■ **Written problem**
Read the records below and copy each line that contains "structure".

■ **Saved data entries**
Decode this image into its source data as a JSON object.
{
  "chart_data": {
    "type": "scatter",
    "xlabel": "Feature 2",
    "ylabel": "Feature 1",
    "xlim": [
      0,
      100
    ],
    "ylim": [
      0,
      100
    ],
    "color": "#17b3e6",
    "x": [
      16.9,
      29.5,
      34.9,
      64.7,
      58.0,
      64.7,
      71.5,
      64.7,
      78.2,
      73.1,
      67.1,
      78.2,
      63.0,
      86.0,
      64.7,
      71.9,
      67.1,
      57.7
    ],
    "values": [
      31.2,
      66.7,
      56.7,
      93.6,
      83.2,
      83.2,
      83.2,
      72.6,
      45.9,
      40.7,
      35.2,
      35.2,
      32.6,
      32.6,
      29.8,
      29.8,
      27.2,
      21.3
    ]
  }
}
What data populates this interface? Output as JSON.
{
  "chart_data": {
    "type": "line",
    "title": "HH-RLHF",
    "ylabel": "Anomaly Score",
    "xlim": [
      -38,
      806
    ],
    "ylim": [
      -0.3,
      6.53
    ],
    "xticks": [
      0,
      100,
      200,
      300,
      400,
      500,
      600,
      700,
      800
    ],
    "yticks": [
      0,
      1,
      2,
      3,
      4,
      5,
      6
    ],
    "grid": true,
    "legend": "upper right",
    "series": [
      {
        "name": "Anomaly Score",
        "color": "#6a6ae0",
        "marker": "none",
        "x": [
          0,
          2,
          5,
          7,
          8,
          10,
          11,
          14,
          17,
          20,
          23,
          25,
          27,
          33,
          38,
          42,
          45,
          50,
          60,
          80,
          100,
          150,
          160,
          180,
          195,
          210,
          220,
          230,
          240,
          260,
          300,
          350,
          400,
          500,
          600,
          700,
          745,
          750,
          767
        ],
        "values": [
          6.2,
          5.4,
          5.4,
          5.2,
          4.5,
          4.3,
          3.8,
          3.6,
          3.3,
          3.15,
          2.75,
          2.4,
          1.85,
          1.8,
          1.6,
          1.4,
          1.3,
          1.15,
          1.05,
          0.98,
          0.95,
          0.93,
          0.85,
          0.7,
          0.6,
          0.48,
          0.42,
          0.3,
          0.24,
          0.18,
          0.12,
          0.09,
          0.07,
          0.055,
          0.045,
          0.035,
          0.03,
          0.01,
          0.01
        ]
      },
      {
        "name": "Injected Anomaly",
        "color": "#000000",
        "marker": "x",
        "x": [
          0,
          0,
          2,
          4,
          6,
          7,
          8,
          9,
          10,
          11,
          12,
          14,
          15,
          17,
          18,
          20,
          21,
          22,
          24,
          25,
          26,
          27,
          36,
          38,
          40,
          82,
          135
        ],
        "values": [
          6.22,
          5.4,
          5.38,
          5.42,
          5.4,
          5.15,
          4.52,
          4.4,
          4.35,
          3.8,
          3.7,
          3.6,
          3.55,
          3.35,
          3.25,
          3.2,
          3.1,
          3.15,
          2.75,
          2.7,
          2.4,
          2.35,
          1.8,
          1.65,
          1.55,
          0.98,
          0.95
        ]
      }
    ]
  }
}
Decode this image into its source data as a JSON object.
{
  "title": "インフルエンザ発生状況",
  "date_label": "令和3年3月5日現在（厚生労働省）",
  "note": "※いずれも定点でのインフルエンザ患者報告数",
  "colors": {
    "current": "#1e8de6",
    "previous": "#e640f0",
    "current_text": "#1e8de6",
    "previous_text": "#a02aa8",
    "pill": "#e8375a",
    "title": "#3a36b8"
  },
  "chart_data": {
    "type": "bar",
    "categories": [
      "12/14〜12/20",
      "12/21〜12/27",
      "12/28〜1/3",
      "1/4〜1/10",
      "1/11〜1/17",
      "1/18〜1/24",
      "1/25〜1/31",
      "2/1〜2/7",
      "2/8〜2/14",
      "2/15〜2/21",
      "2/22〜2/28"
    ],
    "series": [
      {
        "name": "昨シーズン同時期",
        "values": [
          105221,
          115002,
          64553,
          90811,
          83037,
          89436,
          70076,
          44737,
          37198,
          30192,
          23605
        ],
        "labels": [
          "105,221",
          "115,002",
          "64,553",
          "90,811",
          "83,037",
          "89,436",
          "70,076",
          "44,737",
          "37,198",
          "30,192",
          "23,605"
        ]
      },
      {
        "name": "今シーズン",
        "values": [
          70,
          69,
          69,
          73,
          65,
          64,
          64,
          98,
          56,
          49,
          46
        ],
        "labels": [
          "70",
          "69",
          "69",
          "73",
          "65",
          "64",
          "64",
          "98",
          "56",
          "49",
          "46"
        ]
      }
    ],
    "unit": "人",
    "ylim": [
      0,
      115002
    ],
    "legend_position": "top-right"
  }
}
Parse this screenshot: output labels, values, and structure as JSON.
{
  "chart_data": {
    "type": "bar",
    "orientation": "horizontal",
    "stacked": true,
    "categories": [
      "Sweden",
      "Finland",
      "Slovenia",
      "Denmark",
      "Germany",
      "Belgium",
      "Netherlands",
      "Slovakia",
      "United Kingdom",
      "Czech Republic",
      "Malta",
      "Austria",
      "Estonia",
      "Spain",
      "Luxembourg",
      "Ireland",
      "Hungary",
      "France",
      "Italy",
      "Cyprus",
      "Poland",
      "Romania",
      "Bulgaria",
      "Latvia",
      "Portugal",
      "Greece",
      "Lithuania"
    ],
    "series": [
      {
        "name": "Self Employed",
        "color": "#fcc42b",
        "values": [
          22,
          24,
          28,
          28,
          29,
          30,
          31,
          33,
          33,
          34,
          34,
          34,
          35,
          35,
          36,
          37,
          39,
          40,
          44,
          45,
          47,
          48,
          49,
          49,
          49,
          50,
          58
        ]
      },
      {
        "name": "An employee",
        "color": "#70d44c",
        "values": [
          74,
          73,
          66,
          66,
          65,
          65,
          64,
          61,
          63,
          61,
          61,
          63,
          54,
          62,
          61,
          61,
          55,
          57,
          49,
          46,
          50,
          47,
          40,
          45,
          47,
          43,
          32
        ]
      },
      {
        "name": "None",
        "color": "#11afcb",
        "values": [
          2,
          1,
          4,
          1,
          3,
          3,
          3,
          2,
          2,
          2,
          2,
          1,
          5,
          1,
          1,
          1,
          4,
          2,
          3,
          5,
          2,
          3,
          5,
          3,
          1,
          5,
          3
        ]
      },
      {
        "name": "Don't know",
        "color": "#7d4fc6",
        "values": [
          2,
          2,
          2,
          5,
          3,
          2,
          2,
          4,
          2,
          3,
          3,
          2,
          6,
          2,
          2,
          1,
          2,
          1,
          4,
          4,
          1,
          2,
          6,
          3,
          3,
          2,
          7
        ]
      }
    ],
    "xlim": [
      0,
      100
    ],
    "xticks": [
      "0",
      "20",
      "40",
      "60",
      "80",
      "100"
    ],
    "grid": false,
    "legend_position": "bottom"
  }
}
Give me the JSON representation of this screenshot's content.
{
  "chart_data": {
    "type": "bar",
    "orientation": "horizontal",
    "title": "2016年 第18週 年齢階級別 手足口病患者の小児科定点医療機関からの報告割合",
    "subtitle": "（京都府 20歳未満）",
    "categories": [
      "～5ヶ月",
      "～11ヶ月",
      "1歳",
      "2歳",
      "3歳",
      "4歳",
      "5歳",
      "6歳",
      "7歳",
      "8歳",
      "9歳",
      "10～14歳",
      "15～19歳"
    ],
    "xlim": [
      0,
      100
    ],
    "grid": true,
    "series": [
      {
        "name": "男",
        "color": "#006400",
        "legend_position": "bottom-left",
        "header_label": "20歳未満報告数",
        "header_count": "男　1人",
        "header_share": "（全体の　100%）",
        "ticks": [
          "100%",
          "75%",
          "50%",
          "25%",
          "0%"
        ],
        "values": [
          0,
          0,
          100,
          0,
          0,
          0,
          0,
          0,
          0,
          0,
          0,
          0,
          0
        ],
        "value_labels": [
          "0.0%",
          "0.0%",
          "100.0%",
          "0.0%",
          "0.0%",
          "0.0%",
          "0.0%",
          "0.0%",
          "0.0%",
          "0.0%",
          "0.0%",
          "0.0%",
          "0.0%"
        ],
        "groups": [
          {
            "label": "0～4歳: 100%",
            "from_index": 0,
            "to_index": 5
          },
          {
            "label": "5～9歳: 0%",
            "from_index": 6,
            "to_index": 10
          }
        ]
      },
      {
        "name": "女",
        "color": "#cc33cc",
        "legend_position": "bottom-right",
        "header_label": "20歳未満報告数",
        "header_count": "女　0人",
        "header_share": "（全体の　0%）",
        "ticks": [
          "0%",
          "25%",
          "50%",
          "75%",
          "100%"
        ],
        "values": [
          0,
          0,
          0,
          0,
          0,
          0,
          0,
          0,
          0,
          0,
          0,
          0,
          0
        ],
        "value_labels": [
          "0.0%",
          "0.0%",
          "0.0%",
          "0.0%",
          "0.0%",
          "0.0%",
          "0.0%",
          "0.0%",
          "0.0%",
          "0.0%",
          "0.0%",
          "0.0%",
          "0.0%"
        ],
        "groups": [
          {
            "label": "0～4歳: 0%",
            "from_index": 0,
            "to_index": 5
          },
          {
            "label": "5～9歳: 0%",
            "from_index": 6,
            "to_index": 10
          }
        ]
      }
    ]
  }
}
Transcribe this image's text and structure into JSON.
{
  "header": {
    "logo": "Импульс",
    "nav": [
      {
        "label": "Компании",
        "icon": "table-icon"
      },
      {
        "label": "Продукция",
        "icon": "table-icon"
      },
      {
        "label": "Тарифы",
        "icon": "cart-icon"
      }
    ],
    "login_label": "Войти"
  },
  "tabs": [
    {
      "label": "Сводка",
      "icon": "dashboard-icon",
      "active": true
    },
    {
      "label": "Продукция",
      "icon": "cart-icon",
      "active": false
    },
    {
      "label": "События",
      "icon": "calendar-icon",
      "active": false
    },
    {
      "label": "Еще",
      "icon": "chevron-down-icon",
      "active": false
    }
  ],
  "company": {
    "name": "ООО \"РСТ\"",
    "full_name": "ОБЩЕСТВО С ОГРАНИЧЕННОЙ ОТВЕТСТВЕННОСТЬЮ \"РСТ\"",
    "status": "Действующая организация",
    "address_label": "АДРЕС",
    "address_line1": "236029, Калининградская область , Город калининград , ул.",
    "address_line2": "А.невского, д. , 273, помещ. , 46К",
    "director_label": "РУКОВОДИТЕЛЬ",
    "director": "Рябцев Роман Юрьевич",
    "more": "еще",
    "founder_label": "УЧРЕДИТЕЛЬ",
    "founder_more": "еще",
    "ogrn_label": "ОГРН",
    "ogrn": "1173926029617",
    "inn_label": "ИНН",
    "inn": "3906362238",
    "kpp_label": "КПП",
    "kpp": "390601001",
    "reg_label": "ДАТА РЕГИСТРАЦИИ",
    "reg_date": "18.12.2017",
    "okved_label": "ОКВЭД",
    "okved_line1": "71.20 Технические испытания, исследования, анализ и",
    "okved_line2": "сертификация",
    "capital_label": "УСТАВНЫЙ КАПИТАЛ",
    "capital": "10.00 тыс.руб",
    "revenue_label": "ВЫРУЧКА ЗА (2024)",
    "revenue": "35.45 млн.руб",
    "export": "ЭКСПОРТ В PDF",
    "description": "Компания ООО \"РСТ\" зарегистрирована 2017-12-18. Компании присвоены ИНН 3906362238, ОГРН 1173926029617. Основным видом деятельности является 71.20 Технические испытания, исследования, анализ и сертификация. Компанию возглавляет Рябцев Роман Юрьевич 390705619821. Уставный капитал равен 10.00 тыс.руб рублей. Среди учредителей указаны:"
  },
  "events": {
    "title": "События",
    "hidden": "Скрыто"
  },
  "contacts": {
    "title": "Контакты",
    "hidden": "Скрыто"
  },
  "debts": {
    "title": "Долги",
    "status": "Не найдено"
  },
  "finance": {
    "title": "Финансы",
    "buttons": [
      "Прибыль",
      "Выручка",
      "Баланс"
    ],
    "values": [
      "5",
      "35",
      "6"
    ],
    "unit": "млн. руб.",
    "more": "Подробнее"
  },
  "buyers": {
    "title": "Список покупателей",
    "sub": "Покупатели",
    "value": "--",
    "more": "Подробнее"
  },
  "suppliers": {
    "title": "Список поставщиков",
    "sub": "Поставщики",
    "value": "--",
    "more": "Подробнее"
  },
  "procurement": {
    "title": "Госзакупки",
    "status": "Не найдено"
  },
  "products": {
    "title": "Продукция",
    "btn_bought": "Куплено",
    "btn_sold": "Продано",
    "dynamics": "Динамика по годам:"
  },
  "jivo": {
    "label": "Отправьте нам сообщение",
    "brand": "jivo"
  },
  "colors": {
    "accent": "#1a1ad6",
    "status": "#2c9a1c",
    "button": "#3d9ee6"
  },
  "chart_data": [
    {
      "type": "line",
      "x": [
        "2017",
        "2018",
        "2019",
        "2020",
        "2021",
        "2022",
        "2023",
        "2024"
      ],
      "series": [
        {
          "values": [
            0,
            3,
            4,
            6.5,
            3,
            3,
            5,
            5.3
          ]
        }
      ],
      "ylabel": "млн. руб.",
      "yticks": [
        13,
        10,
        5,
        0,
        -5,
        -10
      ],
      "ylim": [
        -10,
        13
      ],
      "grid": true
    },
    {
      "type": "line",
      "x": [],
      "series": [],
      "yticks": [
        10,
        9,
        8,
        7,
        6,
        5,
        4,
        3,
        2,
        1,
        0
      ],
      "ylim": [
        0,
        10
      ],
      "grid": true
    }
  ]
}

■ **Result below**
Parse this screenshot: output labels, values, and structure as JSON.
Transcribe this image's text and structure into JSON.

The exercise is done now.